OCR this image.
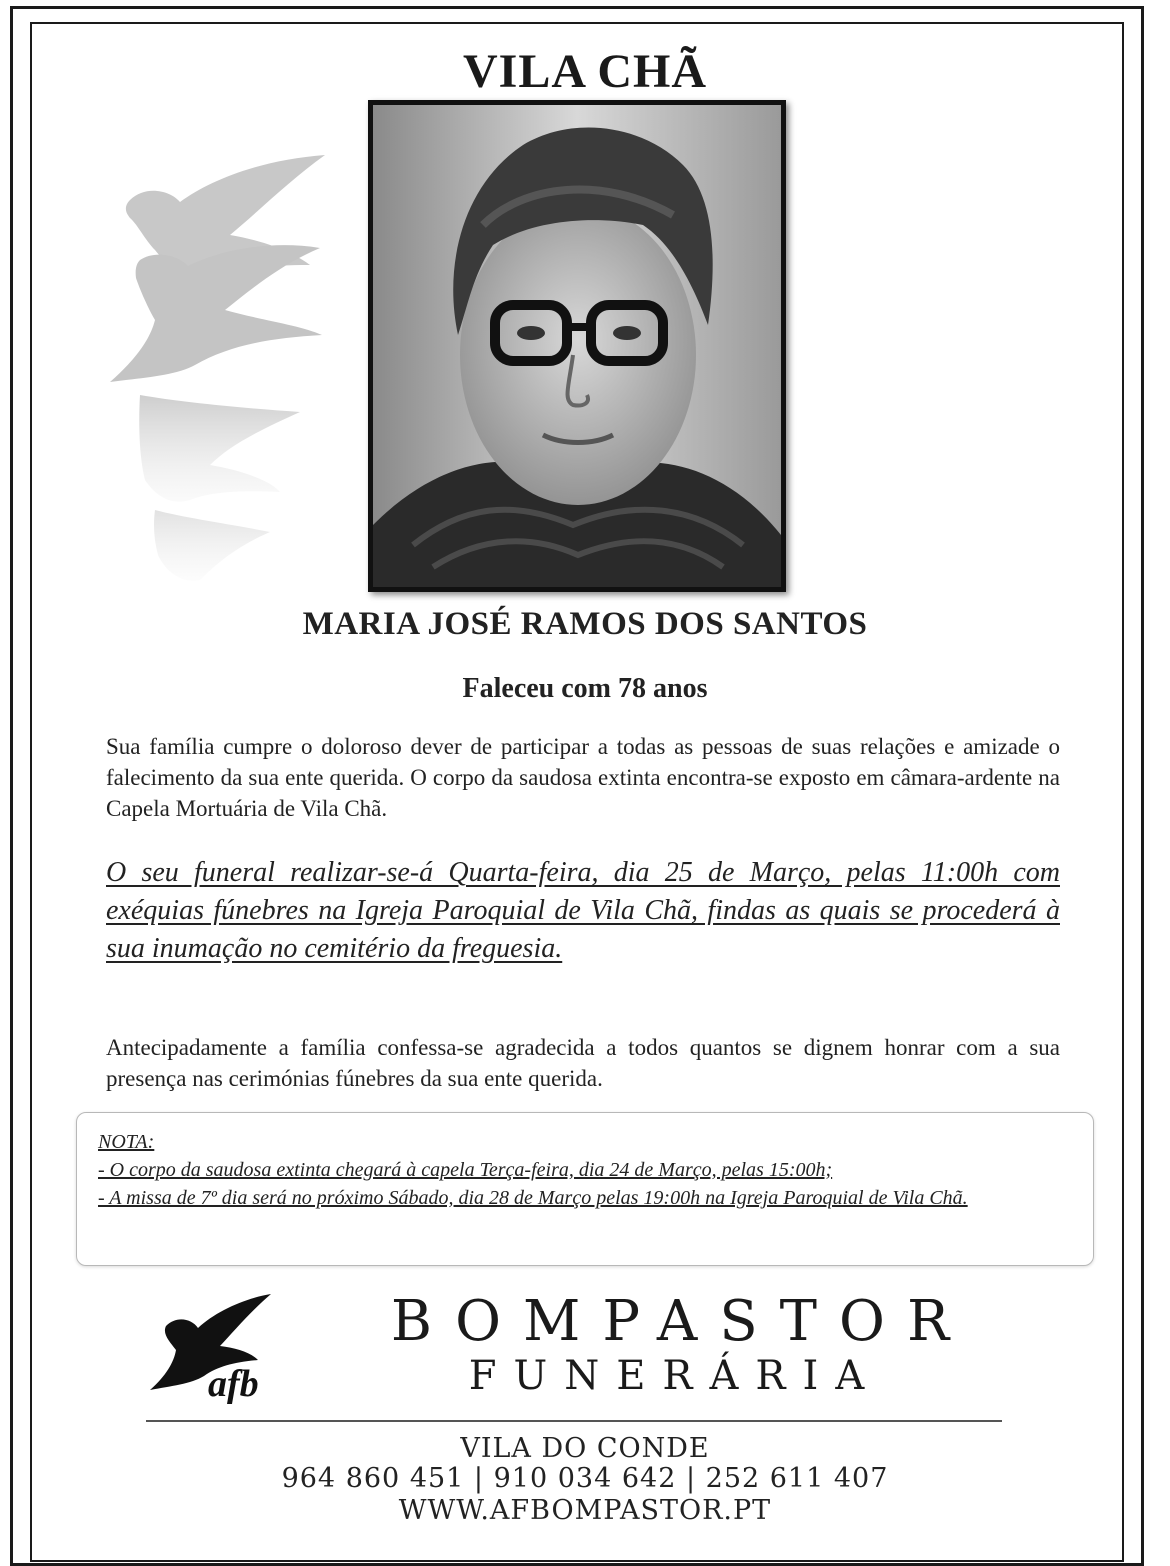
VILA CHÃ
MARIA JOSÉ RAMOS DOS SANTOS
Faleceu com 78 anos
Sua família cumpre o doloroso dever de participar a todas as pessoas de suas relações e amizade o falecimento da sua ente querida. O corpo da saudosa extinta encontra-se exposto em câmara-ardente na Capela Mortuária de Vila Chã.
O seu funeral realizar-se-á Quarta-feira, dia 25 de Março, pelas 11:00h com exéquias fúnebres na Igreja Paroquial de Vila Chã, findas as quais se procederá à sua inumação no cemitério da freguesia.
Antecipadamente a família confessa-se agradecida a todos quantos se dignem honrar com a sua presença nas cerimónias fúnebres da sua ente querida.
NOTA:
- O corpo da saudosa extinta chegará à capela Terça-feira, dia 24 de Março, pelas 15:00h;
- A missa de 7º dia será no próximo Sábado, dia 28 de Março pelas 19:00h na Igreja Paroquial de Vila Chã.
afb
BOMPASTOR
FUNERÁRIA
VILA DO CONDE
964 860 451 | 910 034 642 | 252 611 407
WWW.AFBOMPASTOR.PT
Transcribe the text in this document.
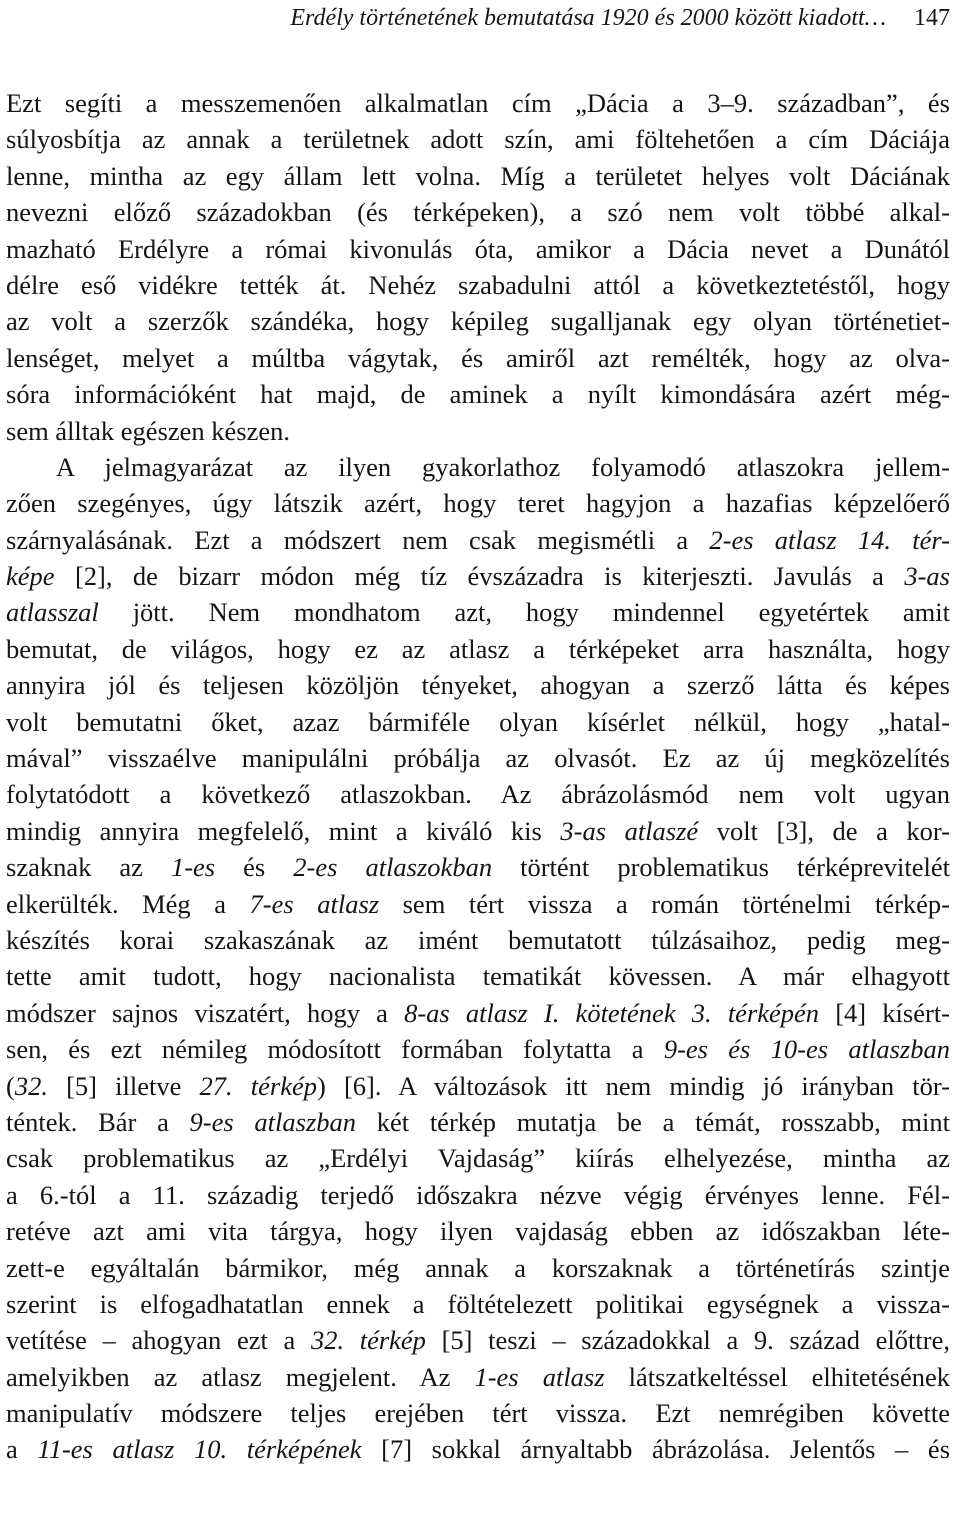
Erdély történetének bemutatása 1920 és 2000 között kiadott… 147
Ezt segíti a messzemenően alkalmatlan cím „Dácia a 3–9. században”, és
súlyosbítja az annak a területnek adott szín, ami föltehetően a cím Dáciája
lenne, mintha az egy állam lett volna. Míg a területet helyes volt Dáciának
nevezni előző századokban (és térképeken), a szó nem volt többé alkal-
mazható Erdélyre a római kivonulás óta, amikor a Dácia nevet a Dunától
délre eső vidékre tették át. Nehéz szabadulni attól a következtetéstől, hogy
az volt a szerzők szándéka, hogy képileg sugalljanak egy olyan történetiet-
lenséget, melyet a múltba vágytak, és amiről azt remélték, hogy az olva-
sóra információként hat majd, de aminek a nyílt kimondására azért még-
sem álltak egészen készen.
A jelmagyarázat az ilyen gyakorlathoz folyamodó atlaszokra jellem-
zően szegényes, úgy látszik azért, hogy teret hagyjon a hazafias képzelőerő
szárnyalásának. Ezt a módszert nem csak megismétli a 2-es atlasz 14. tér-
képe [2], de bizarr módon még tíz évszázadra is kiterjeszti. Javulás a 3-as
atlasszal jött. Nem mondhatom azt, hogy mindennel egyetértek amit
bemutat, de világos, hogy ez az atlasz a térképeket arra használta, hogy
annyira jól és teljesen közöljön tényeket, ahogyan a szerző látta és képes
volt bemutatni őket, azaz bármiféle olyan kísérlet nélkül, hogy „hatal-
mával” visszaélve manipulálni próbálja az olvasót. Ez az új megközelítés
folytatódott a következő atlaszokban. Az ábrázolásmód nem volt ugyan
mindig annyira megfelelő, mint a kiváló kis 3-as atlaszé volt [3], de a kor-
szaknak az 1-es és 2-es atlaszokban történt problematikus térképrevitelét
elkerülték. Még a 7-es atlasz sem tért vissza a román történelmi térkép-
készítés korai szakaszának az imént bemutatott túlzásaihoz, pedig meg-
tette amit tudott, hogy nacionalista tematikát kövessen. A már elhagyott
módszer sajnos viszatért, hogy a 8-as atlasz I. kötetének 3. térképén [4] kísért-
sen, és ezt némileg módosított formában folytatta a 9-es és 10-es atlaszban
(32. [5] illetve 27. térkép) [6]. A változások itt nem mindig jó irányban tör-
téntek. Bár a 9-es atlaszban két térkép mutatja be a témát, rosszabb, mint
csak problematikus az „Erdélyi Vajdaság” kiírás elhelyezése, mintha az
a 6.-tól a 11. századig terjedő időszakra nézve végig érvényes lenne. Fél-
retéve azt ami vita tárgya, hogy ilyen vajdaság ebben az időszakban léte-
zett-e egyáltalán bármikor, még annak a korszaknak a történetírás szintje
szerint is elfogadhatatlan ennek a föltételezett politikai egységnek a vissza-
vetítése – ahogyan ezt a 32. térkép [5] teszi – századokkal a 9. század előttre,
amelyikben az atlasz megjelent. Az 1-es atlasz látszatkeltéssel elhitetésének
manipulatív módszere teljes erejében tért vissza. Ezt nemrégiben követte
a 11-es atlasz 10. térképének [7] sokkal árnyaltabb ábrázolása. Jelentős – és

**WHAT IS ASKED**. The records above must be transcribed exactly. Pictures are left out of the copy.

**EXERCISE ANSWER**.
OCR this image.
VILA CHÃ
MARIA JOSÉ RAMOS DOS SANTOS
Faleceu com 78 anos
Sua família cumpre o doloroso dever de participar a todas as pessoas de suas relações e amizade o falecimento da sua ente querida. O corpo da saudosa extinta encontra-se exposto em câmara-ardente na Capela Mortuária de Vila Chã.
O seu funeral realizar-se-á Quarta-feira, dia 25 de Março, pelas 11:00h com exéquias fúnebres na Igreja Paroquial de Vila Chã, findas as quais se procederá à sua inumação no cemitério da freguesia.
Antecipadamente a família confessa-se agradecida a todos quantos se dignem honrar com a sua presença nas cerimónias fúnebres da sua ente querida.
NOTA:
- O corpo da saudosa extinta chegará à capela Terça-feira, dia 24 de Março, pelas 15:00h;
- A missa de 7º dia será no próximo Sábado, dia 28 de Março pelas 19:00h na Igreja Paroquial de Vila Chã.
afb
BOMPASTOR
FUNERÁRIA
VILA DO CONDE
964 860 451 | 910 034 642 | 252 611 407
WWW.AFBOMPASTOR.PT
Transcribe the text in this document.
Erdély történetének bemutatása 1920 és 2000 között kiadott… 147
Ezt segíti a messzemenően alkalmatlan cím „Dácia a 3–9. században”, és
súlyosbítja az annak a területnek adott szín, ami föltehetően a cím Dáciája
lenne, mintha az egy állam lett volna. Míg a területet helyes volt Dáciának
nevezni előző századokban (és térképeken), a szó nem volt többé alkal-
mazható Erdélyre a római kivonulás óta, amikor a Dácia nevet a Dunától
délre eső vidékre tették át. Nehéz szabadulni attól a következtetéstől, hogy
az volt a szerzők szándéka, hogy képileg sugalljanak egy olyan történetiet-
lenséget, melyet a múltba vágytak, és amiről azt remélték, hogy az olva-
sóra információként hat majd, de aminek a nyílt kimondására azért még-
sem álltak egészen készen.
A jelmagyarázat az ilyen gyakorlathoz folyamodó atlaszokra jellem-
zően szegényes, úgy látszik azért, hogy teret hagyjon a hazafias képzelőerő
szárnyalásának. Ezt a módszert nem csak megismétli a 2-es atlasz 14. tér-
képe [2], de bizarr módon még tíz évszázadra is kiterjeszti. Javulás a 3-as
atlasszal jött. Nem mondhatom azt, hogy mindennel egyetértek amit
bemutat, de világos, hogy ez az atlasz a térképeket arra használta, hogy
annyira jól és teljesen közöljön tényeket, ahogyan a szerző látta és képes
volt bemutatni őket, azaz bármiféle olyan kísérlet nélkül, hogy „hatal-
mával” visszaélve manipulálni próbálja az olvasót. Ez az új megközelítés
folytatódott a következő atlaszokban. Az ábrázolásmód nem volt ugyan
mindig annyira megfelelő, mint a kiváló kis 3-as atlaszé volt [3], de a kor-
szaknak az 1-es és 2-es atlaszokban történt problematikus térképrevitelét
elkerülték. Még a 7-es atlasz sem tért vissza a román történelmi térkép-
készítés korai szakaszának az imént bemutatott túlzásaihoz, pedig meg-
tette amit tudott, hogy nacionalista tematikát kövessen. A már elhagyott
módszer sajnos viszatért, hogy a 8-as atlasz I. kötetének 3. térképén [4] kísért-
sen, és ezt némileg módosított formában folytatta a 9-es és 10-es atlaszban
(32. [5] illetve 27. térkép) [6]. A változások itt nem mindig jó irányban tör-
téntek. Bár a 9-es atlaszban két térkép mutatja be a témát, rosszabb, mint
csak problematikus az „Erdélyi Vajdaság” kiírás elhelyezése, mintha az
a 6.-tól a 11. századig terjedő időszakra nézve végig érvényes lenne. Fél-
retéve azt ami vita tárgya, hogy ilyen vajdaság ebben az időszakban léte-
zett-e egyáltalán bármikor, még annak a korszaknak a történetírás szintje
szerint is elfogadhatatlan ennek a föltételezett politikai egységnek a vissza-
vetítése – ahogyan ezt a 32. térkép [5] teszi – századokkal a 9. század előttre,
amelyikben az atlasz megjelent. Az 1-es atlasz látszatkeltéssel elhitetésének
manipulatív módszere teljes erejében tért vissza. Ezt nemrégiben követte
a 11-es atlasz 10. térképének [7] sokkal árnyaltabb ábrázolása. Jelentős – és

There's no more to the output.